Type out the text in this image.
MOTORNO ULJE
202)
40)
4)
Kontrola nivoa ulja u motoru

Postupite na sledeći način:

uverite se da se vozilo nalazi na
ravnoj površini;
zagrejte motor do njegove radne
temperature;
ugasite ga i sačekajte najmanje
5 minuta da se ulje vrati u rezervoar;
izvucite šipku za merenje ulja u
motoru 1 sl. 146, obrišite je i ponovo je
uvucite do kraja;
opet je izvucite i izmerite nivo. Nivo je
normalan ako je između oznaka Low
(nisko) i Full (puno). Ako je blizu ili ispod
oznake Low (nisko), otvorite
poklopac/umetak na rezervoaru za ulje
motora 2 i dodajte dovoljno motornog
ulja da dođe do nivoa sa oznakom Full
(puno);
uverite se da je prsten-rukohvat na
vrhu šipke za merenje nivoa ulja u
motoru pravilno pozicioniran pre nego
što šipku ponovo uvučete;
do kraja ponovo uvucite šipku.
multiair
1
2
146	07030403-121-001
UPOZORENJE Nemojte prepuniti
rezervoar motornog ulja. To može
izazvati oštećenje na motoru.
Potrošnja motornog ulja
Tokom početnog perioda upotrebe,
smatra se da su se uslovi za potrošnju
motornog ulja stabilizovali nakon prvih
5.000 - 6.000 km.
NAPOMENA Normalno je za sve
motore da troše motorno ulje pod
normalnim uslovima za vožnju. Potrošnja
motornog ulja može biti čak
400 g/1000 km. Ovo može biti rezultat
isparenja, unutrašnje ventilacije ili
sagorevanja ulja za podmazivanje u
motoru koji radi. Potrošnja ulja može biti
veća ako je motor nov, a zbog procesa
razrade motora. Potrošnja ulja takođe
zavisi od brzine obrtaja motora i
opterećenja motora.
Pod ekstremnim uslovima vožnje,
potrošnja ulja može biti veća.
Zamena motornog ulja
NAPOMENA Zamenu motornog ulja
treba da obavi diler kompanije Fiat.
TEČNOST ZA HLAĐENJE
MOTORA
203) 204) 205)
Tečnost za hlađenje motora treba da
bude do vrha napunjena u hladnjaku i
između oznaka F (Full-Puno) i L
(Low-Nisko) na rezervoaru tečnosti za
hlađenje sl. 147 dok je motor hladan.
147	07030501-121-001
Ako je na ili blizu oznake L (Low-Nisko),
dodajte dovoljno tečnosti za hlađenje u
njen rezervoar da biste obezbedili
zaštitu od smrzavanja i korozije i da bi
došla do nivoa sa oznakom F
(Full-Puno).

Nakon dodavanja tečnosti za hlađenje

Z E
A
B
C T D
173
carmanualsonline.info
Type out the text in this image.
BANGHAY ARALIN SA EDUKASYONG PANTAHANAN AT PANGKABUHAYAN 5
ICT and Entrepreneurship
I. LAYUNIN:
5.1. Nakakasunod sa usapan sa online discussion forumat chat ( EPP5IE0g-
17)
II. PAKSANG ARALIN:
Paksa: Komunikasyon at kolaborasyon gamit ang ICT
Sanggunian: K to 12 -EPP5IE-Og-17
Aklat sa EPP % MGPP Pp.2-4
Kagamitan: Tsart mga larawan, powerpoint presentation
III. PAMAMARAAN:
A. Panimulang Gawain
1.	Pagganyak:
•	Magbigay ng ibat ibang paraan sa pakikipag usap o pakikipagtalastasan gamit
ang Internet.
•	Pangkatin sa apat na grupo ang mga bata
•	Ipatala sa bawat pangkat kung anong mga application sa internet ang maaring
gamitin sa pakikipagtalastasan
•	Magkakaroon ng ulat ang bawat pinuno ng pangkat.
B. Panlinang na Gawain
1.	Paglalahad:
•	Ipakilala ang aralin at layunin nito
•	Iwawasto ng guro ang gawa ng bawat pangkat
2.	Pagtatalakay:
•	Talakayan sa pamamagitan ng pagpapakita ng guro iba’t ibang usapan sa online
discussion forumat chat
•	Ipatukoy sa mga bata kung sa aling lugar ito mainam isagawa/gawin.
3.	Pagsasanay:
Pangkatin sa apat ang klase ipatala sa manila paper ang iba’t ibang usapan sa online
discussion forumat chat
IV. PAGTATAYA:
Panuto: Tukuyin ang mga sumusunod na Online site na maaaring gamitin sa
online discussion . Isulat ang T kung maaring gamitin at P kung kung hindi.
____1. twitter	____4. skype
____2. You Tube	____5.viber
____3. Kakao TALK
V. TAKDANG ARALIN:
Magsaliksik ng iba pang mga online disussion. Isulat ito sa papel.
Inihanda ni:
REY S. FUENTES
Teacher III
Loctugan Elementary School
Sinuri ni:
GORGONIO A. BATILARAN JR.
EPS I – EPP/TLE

- _Task_: State how many lines of the records hold the string "Gawain", and nothing else.

- _Solution to the problem_: 2